Goal of the exercise = Reproduce the listing verbatim.

--- Supplied entries ---

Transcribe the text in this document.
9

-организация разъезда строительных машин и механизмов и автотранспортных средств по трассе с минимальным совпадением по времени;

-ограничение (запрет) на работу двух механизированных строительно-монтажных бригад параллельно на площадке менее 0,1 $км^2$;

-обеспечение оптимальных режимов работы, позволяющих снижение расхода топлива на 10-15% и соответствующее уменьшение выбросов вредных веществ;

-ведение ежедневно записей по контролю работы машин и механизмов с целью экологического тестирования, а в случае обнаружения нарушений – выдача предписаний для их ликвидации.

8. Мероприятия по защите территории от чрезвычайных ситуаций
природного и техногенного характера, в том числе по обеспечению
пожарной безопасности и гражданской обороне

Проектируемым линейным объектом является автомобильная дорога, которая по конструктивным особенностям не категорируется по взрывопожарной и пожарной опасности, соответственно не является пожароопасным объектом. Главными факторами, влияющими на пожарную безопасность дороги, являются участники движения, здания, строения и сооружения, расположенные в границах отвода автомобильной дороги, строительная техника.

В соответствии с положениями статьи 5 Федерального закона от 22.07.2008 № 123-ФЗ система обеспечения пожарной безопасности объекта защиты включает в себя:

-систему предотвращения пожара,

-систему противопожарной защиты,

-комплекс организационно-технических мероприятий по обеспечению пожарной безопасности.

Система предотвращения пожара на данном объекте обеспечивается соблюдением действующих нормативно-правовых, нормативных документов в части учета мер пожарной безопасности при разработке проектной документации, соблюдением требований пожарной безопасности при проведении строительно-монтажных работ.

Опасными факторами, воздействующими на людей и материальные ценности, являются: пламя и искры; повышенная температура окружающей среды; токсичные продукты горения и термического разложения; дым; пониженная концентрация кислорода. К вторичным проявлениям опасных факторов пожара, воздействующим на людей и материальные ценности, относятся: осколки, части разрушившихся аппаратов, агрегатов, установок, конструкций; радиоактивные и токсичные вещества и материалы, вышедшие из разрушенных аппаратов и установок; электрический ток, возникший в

---

Written answer =
Transcribe the text in this document.
9

-организация разъезда строительных машин и механизмов и автотранспортных средств по трассе с минимальным совпадением по времени;

-ограничение (запрет) на работу двух механизированных строительно-монтажных бригад параллельно на площадке менее 0,1 $км^2$;

-обеспечение оптимальных режимов работы, позволяющих снижение расхода топлива на 10-15% и соответствующее уменьшение выбросов вредных веществ;

-ведение ежедневно записей по контролю работы машин и механизмов с целью экологического тестирования, а в случае обнаружения нарушений – выдача предписаний для их ликвидации.

8. Мероприятия по защите территории от чрезвычайных ситуаций
природного и техногенного характера, в том числе по обеспечению
пожарной безопасности и гражданской обороне

Проектируемым линейным объектом является автомобильная дорога, которая по конструктивным особенностям не категорируется по взрывопожарной и пожарной опасности, соответственно не является пожароопасным объектом. Главными факторами, влияющими на пожарную безопасность дороги, являются участники движения, здания, строения и сооружения, расположенные в границах отвода автомобильной дороги, строительная техника.

В соответствии с положениями статьи 5 Федерального закона от 22.07.2008 № 123-ФЗ система обеспечения пожарной безопасности объекта защиты включает в себя:

-систему предотвращения пожара,

-систему противопожарной защиты,

-комплекс организационно-технических мероприятий по обеспечению пожарной безопасности.

Система предотвращения пожара на данном объекте обеспечивается соблюдением действующих нормативно-правовых, нормативных документов в части учета мер пожарной безопасности при разработке проектной документации, соблюдением требований пожарной безопасности при проведении строительно-монтажных работ.

Опасными факторами, воздействующими на людей и материальные ценности, являются: пламя и искры; повышенная температура окружающей среды; токсичные продукты горения и термического разложения; дым; пониженная концентрация кислорода. К вторичным проявлениям опасных факторов пожара, воздействующим на людей и материальные ценности, относятся: осколки, части разрушившихся аппаратов, агрегатов, установок, конструкций; радиоактивные и токсичные вещества и материалы, вышедшие из разрушенных аппаратов и установок; электрический ток, возникший в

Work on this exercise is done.